start Document passage
Last night I had dinner with 2 special friends that I wish I could see more. Every time we get together we have fun, but it isn't a regular occurrence as we are all busy, me with life, them with life AND husbands AND kids.
We caught up and I filled them in on Crush and I shared the news that I plan to move. I love the WTF reaction I am getting about it! It is priceless. Much of this has to do with the fact that besides a few of my BEST friends and family, no one knows too much about Crush in real life, as I am not on Facebook anymore and I have become much more private as I get older.
Us gals got to talking about timing and when I thought I would be engaged or get married and I have to say that I am not sure, but I don't think it will be too too long after I move. Crush and I, neither of us are spring chickens and emotionally, we are ready. But, as I have said before, I am not about rushing this, for real, not just for cute, I am savoring every second of these beginning stages. I am not about rings, wedding dresses, and babies (I had LASER FOCUS with Awful regarding these things) because I am truly loving Crush, fully in real time and enjoying the now NOW, so I will never forget how wonderful this all feels. I can never get the first stages of falling in love back.
One of my very best friends who is extremely happily married and I reference all the time on this blog (WE CLOSE!) once told me during one of my darkest days this past year, "I am jealous of you because you still get to fall in love. You still get to have those first kisses and days just hanging out and having sex and I know you will have it, so when you do, you will totally know how wonderful it all is and how much it will all be worth it." And she is (AND ALWAYS IS, ACTUALLY!) so right! This is all so special, now that it is happening, it is truly the BEST feeling in the universe.
I made the comment last night about how impressed I am of my friends for balancing so much: husband, babies, work, life, etc. because up until this year, I never gave my friends and sister enough credit for how much work being a wife and mom really is. When I asked my dinner companions how they did it all, they both answered it simply, "you adapt." They explained that you make it all work because that is the only real option and slowly, but surely, it all does truly come together like most everything else. You don't have to even over think it (hard concept for the OVER analyzer I am!). And duh.
There is this pressure for women to be SO many things and to be ALL of these things ALL at once. I am so selfish these days, I really am. I have a little disposable income, I have time, I have the luxury of being able to run to the store, workout everyday, take long showers, eat Twizzlers and Doritos for dinner, if that is what I crave (like I did 2 nights ago!).
end Document passage
**Written exercise 1**
Please repeat the passage of the blog post starting with "One of my very" and going on through "in the universe.".
**Written exercise 2**
From the blog post, list each activity the writer says she has the luxury of being able to do.
start Source material
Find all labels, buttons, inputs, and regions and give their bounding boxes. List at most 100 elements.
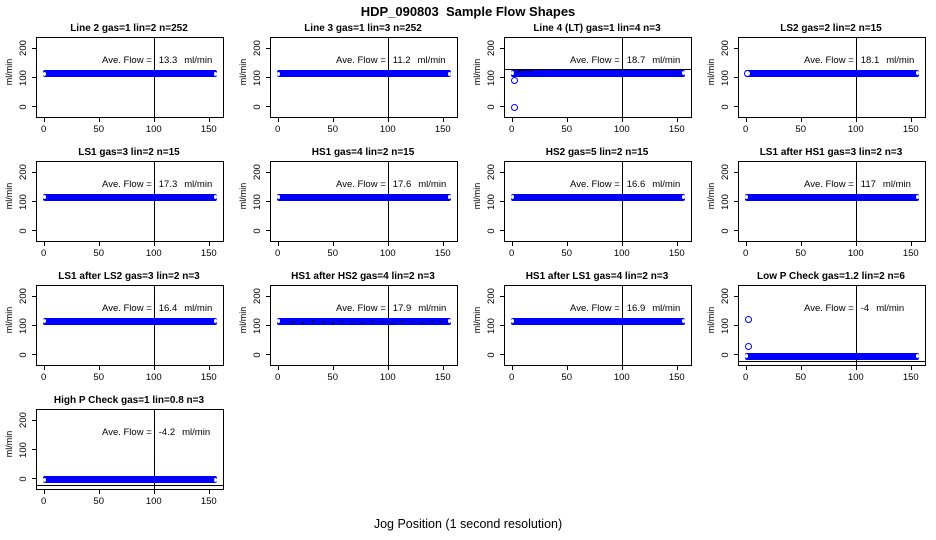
end Source material
**Correct response 1**
One of my very best friends who is extremely happily married and I reference all the time on this blog (WE CLOSE!) once told me during one of my darkest days this past year, "I am jealous of you because you still get to fall in love. You still get to have those first kisses and days just hanging out and having sex and I know you will have it, so when you do, you will totally know how wonderful it all is and how much it will all be worth it." And she is (AND ALWAYS IS, ACTUALLY!) so right! This is all so special, now that it is happening, it is truly the BEST feeling in the universe.

**Correct response 2**
- run to the store
- workout everyday
- take long showers
- eat Twizzlers and Doritos for dinner